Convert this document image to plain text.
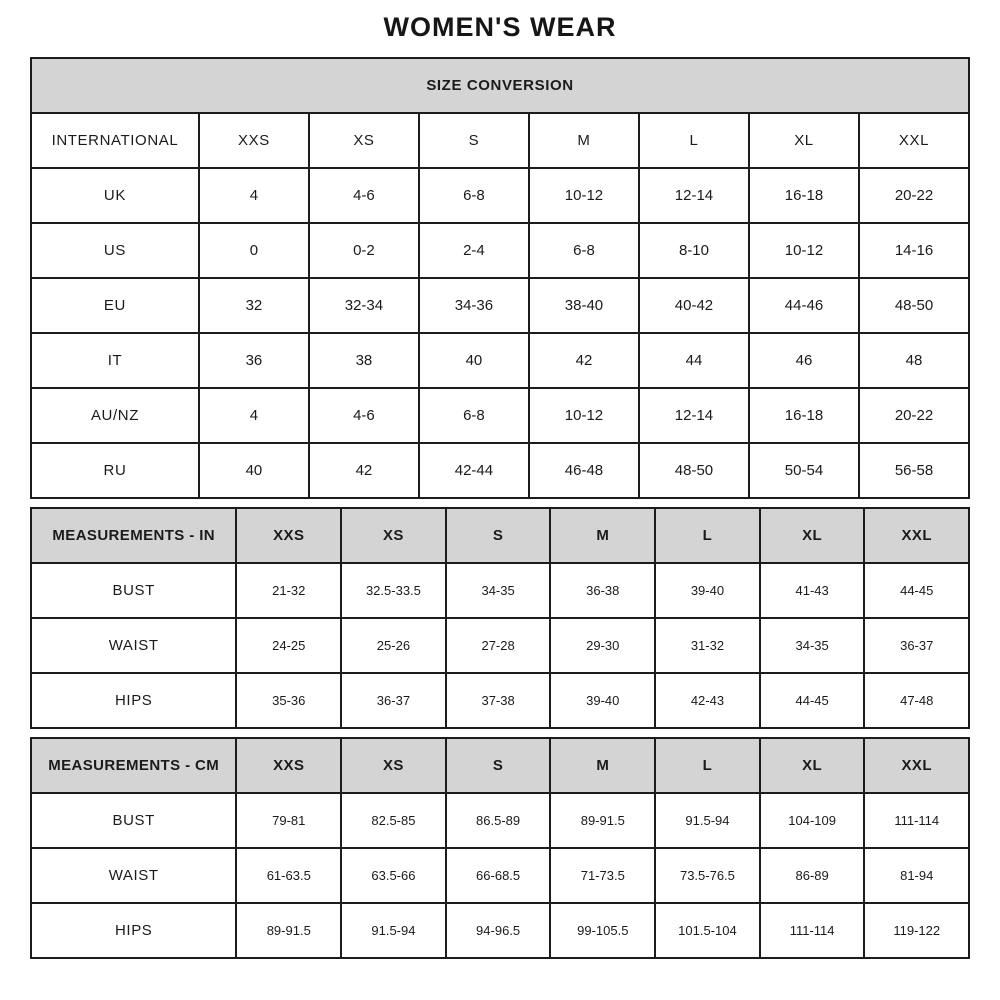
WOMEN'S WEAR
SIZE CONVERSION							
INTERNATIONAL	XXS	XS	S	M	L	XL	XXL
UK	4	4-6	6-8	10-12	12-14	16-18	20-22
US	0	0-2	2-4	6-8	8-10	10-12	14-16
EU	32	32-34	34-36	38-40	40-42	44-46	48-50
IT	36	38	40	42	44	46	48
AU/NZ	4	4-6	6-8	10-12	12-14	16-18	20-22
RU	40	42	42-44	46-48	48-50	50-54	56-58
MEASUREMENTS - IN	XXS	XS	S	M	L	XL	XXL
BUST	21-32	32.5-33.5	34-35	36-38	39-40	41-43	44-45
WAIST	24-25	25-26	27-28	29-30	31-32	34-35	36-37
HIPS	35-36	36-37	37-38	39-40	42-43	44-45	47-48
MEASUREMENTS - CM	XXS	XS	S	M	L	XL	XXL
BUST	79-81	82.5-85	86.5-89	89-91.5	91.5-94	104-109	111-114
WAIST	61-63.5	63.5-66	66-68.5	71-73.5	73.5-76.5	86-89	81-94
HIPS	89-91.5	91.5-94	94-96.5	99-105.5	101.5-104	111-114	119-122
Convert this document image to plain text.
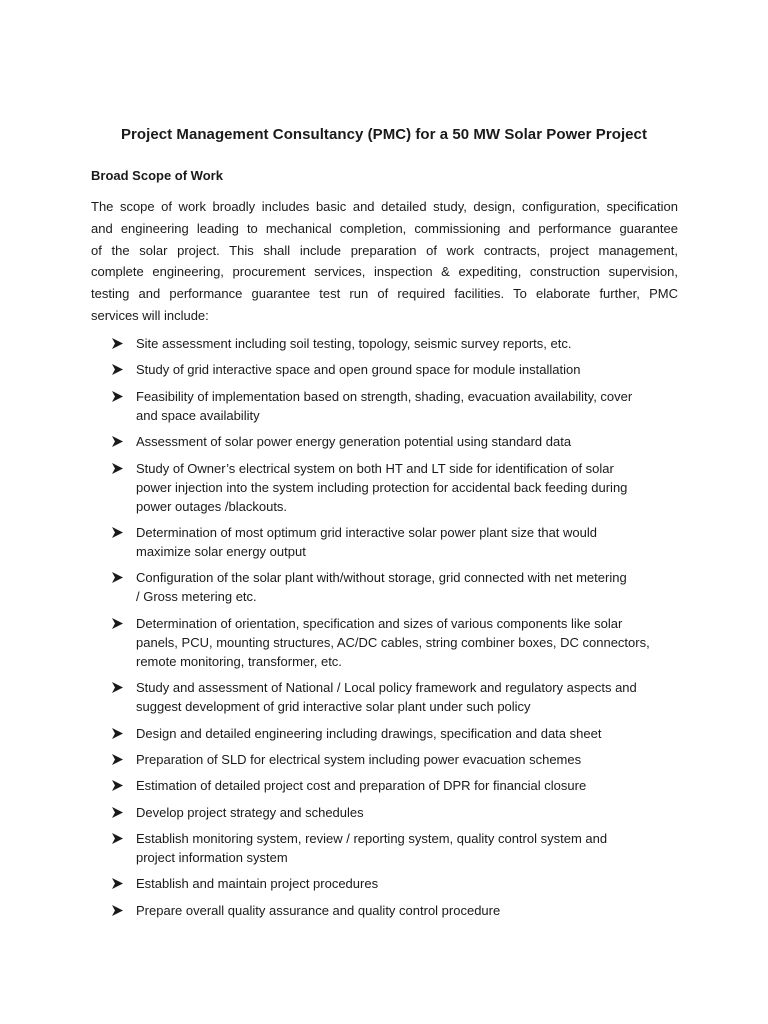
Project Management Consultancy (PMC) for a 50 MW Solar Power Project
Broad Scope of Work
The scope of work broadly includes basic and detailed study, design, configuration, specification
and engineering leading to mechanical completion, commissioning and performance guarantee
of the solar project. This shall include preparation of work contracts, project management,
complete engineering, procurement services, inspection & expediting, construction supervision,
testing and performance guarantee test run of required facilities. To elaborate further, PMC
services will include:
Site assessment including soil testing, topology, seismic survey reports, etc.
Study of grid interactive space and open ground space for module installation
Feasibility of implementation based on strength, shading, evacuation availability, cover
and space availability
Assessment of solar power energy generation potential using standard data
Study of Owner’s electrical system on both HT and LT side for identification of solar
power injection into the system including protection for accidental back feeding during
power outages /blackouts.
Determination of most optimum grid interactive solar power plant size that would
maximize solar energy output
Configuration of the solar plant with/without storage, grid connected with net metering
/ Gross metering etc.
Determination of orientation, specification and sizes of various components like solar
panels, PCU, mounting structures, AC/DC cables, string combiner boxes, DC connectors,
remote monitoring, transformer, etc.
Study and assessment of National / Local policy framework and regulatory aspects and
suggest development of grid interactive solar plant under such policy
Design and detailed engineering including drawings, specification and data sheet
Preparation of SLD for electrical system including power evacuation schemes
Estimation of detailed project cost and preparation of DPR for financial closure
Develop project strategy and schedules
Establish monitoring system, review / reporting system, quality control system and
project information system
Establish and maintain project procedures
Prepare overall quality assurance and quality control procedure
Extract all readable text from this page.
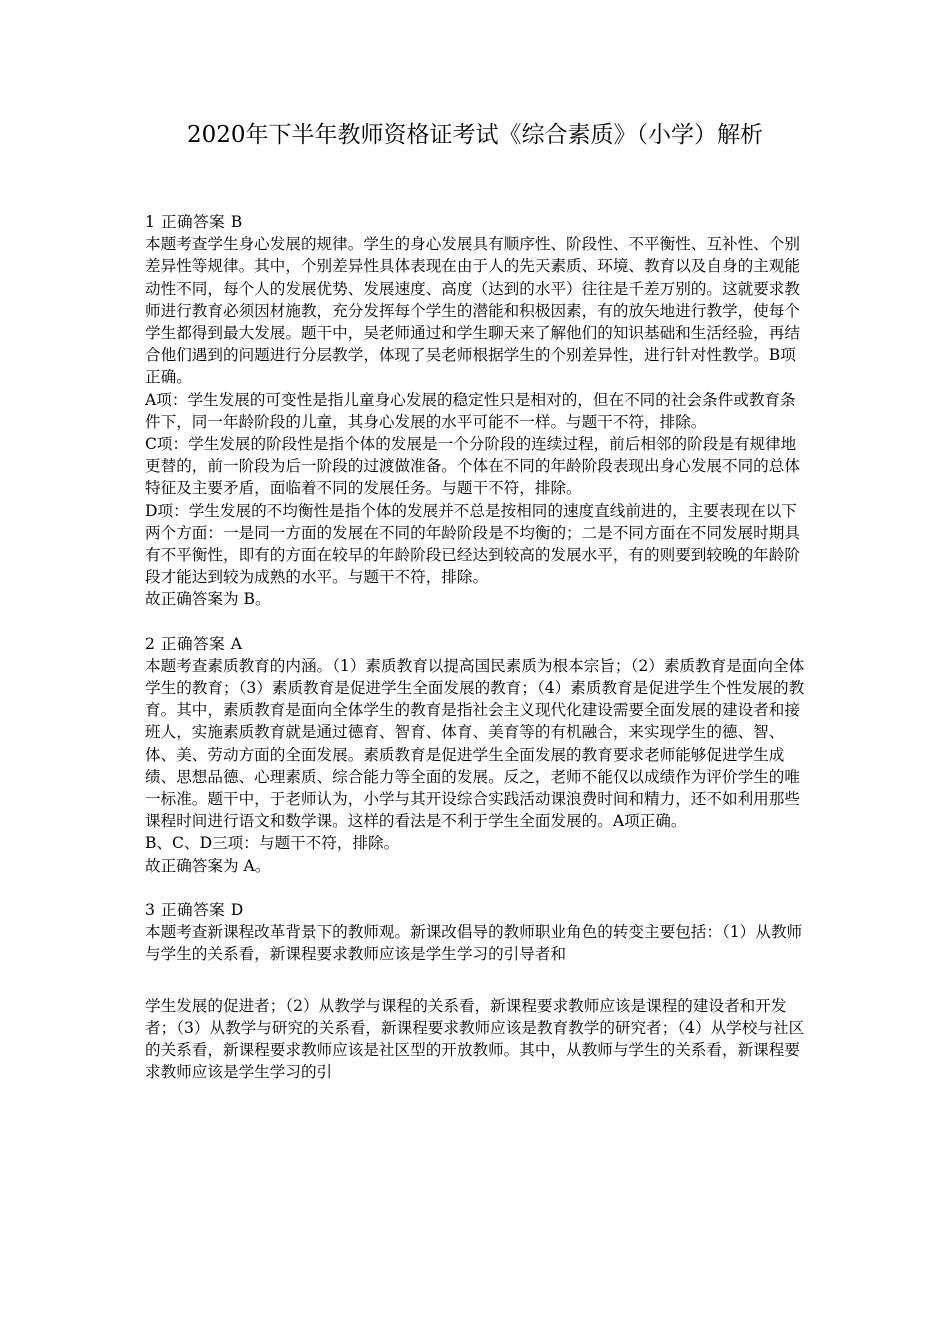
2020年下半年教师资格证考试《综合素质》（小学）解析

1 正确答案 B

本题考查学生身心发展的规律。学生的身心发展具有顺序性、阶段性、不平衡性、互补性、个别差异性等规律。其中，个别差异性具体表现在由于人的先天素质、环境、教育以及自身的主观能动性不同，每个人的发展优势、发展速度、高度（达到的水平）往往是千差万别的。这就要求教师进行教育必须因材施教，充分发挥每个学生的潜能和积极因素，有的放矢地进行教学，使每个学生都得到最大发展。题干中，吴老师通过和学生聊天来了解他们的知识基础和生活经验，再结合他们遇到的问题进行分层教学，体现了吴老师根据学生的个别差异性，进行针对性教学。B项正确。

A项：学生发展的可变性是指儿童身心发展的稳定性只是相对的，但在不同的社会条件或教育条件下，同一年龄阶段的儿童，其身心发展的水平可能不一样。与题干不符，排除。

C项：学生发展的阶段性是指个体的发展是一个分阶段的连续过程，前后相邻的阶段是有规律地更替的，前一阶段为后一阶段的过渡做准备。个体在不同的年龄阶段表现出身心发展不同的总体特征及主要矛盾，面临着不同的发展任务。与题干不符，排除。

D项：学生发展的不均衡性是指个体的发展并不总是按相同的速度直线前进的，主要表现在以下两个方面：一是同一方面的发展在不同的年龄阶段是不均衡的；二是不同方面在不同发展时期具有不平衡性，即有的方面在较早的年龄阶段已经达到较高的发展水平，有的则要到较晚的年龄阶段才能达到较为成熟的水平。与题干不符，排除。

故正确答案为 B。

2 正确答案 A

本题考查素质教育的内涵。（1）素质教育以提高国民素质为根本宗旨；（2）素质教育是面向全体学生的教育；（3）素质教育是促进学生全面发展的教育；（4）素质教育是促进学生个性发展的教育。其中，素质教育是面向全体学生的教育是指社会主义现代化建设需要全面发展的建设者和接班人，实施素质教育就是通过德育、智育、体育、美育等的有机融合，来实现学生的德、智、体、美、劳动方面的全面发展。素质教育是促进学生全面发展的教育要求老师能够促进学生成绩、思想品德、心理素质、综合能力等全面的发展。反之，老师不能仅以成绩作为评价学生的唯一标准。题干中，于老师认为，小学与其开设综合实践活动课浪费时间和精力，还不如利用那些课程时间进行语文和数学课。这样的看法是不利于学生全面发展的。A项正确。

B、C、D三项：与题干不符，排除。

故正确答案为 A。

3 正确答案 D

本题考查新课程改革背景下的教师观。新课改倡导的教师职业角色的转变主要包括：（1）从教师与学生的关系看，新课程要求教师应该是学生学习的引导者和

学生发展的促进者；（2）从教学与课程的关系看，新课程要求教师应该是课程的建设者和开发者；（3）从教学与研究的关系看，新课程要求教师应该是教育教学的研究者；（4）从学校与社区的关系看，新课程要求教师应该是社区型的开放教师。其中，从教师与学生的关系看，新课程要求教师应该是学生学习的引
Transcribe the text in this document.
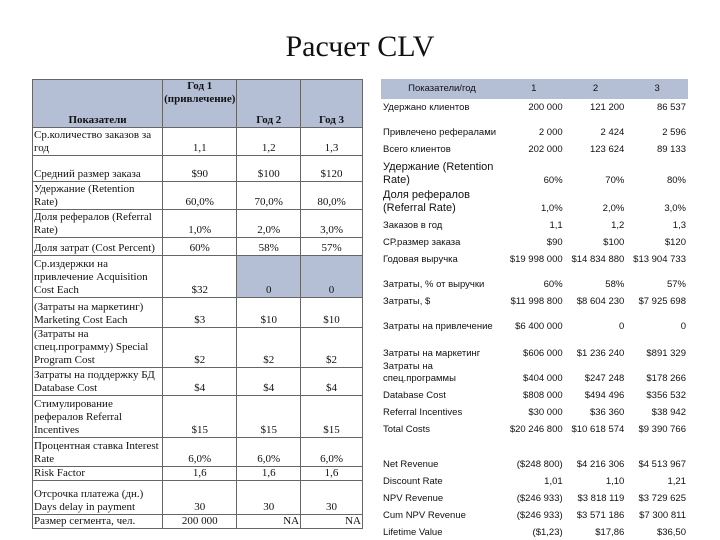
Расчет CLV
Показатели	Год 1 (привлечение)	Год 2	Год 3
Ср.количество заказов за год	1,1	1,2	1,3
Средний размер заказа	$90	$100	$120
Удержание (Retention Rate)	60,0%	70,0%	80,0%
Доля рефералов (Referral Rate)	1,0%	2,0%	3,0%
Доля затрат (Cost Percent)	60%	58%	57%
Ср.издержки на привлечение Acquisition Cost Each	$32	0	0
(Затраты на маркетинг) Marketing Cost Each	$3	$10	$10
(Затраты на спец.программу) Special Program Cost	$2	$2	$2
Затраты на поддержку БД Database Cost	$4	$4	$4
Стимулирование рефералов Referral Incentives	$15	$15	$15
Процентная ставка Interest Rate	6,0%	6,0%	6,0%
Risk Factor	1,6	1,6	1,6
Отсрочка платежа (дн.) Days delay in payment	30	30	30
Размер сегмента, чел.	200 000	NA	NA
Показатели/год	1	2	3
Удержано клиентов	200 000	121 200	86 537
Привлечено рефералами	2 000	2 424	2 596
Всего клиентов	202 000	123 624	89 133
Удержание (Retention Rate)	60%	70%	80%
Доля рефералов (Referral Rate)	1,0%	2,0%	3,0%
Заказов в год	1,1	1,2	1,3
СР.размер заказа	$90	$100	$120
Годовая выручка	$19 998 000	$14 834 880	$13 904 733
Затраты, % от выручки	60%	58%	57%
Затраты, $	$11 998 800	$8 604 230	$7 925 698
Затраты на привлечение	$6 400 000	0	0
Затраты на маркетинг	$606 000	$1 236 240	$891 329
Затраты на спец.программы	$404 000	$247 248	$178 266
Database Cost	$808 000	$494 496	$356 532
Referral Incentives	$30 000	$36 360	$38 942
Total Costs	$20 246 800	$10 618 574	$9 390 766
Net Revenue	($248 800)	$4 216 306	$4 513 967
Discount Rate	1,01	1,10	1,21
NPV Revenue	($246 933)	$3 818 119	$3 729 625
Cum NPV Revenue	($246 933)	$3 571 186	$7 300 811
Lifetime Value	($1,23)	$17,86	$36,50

---+---

## STATED TASK
Beginning with the line that contains "Transcribe the text in this document.", repeat every remaining line of the data exactly, the last line included, and omit pictures.

## OUTPUT
Transcribe the text in this document.
Расчет CLV
Показатели	Год 1 (привлечение)	Год 2	Год 3
Ср.количество заказов за год	1,1	1,2	1,3
Средний размер заказа	$90	$100	$120
Удержание (Retention Rate)	60,0%	70,0%	80,0%
Доля рефералов (Referral Rate)	1,0%	2,0%	3,0%
Доля затрат (Cost Percent)	60%	58%	57%
Ср.издержки на привлечение Acquisition Cost Each	$32	0	0
(Затраты на маркетинг) Marketing Cost Each	$3	$10	$10
(Затраты на спец.программу) Special Program Cost	$2	$2	$2
Затраты на поддержку БД Database Cost	$4	$4	$4
Стимулирование рефералов Referral Incentives	$15	$15	$15
Процентная ставка Interest Rate	6,0%	6,0%	6,0%
Risk Factor	1,6	1,6	1,6
Отсрочка платежа (дн.) Days delay in payment	30	30	30
Размер сегмента, чел.	200 000	NA	NA
Показатели/год	1	2	3
Удержано клиентов	200 000	121 200	86 537
Привлечено рефералами	2 000	2 424	2 596
Всего клиентов	202 000	123 624	89 133
Удержание (Retention Rate)	60%	70%	80%
Доля рефералов (Referral Rate)	1,0%	2,0%	3,0%
Заказов в год	1,1	1,2	1,3
СР.размер заказа	$90	$100	$120
Годовая выручка	$19 998 000	$14 834 880	$13 904 733
Затраты, % от выручки	60%	58%	57%
Затраты, $	$11 998 800	$8 604 230	$7 925 698
Затраты на привлечение	$6 400 000	0	0
Затраты на маркетинг	$606 000	$1 236 240	$891 329
Затраты на спец.программы	$404 000	$247 248	$178 266
Database Cost	$808 000	$494 496	$356 532
Referral Incentives	$30 000	$36 360	$38 942
Total Costs	$20 246 800	$10 618 574	$9 390 766
Net Revenue	($248 800)	$4 216 306	$4 513 967
Discount Rate	1,01	1,10	1,21
NPV Revenue	($246 933)	$3 818 119	$3 729 625
Cum NPV Revenue	($246 933)	$3 571 186	$7 300 811
Lifetime Value	($1,23)	$17,86	$36,50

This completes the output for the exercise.